Exercise brief ▸ Every line below that holds the string "shop" should be copied out.

====

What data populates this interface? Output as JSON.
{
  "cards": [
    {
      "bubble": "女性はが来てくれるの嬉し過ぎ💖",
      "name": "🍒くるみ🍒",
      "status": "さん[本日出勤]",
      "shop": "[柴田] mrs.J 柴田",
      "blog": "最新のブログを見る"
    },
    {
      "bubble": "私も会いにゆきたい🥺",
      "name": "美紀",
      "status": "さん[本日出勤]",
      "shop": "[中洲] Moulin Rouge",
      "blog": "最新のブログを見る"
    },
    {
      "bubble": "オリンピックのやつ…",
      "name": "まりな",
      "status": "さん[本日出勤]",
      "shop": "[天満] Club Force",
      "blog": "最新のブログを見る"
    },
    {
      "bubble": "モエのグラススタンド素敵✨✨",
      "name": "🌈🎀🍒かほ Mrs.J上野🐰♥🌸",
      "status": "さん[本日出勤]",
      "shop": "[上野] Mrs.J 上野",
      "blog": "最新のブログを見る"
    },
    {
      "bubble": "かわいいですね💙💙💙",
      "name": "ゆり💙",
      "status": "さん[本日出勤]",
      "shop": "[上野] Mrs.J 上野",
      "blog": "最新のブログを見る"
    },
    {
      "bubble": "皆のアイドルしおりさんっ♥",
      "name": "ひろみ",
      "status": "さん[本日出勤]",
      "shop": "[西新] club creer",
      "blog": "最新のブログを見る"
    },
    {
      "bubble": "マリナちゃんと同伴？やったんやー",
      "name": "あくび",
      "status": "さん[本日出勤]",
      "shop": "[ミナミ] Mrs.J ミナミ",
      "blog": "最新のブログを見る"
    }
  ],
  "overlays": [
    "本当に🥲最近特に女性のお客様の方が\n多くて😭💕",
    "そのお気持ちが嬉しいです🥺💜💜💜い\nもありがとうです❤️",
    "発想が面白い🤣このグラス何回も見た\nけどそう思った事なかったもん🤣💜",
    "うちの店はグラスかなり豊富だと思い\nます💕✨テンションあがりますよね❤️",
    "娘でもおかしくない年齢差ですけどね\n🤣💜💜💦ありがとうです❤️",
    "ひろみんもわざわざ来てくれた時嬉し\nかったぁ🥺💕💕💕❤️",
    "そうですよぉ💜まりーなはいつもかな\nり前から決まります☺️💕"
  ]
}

====

Answer to this exercise ▸
      "shop": "[柴田] mrs.J 柴田",
      "shop": "[中洲] Moulin Rouge",
      "shop": "[天満] Club Force",
      "shop": "[上野] Mrs.J 上野",
      "shop": "[上野] Mrs.J 上野",
      "shop": "[西新] club creer",
      "shop": "[ミナミ] Mrs.J ミナミ",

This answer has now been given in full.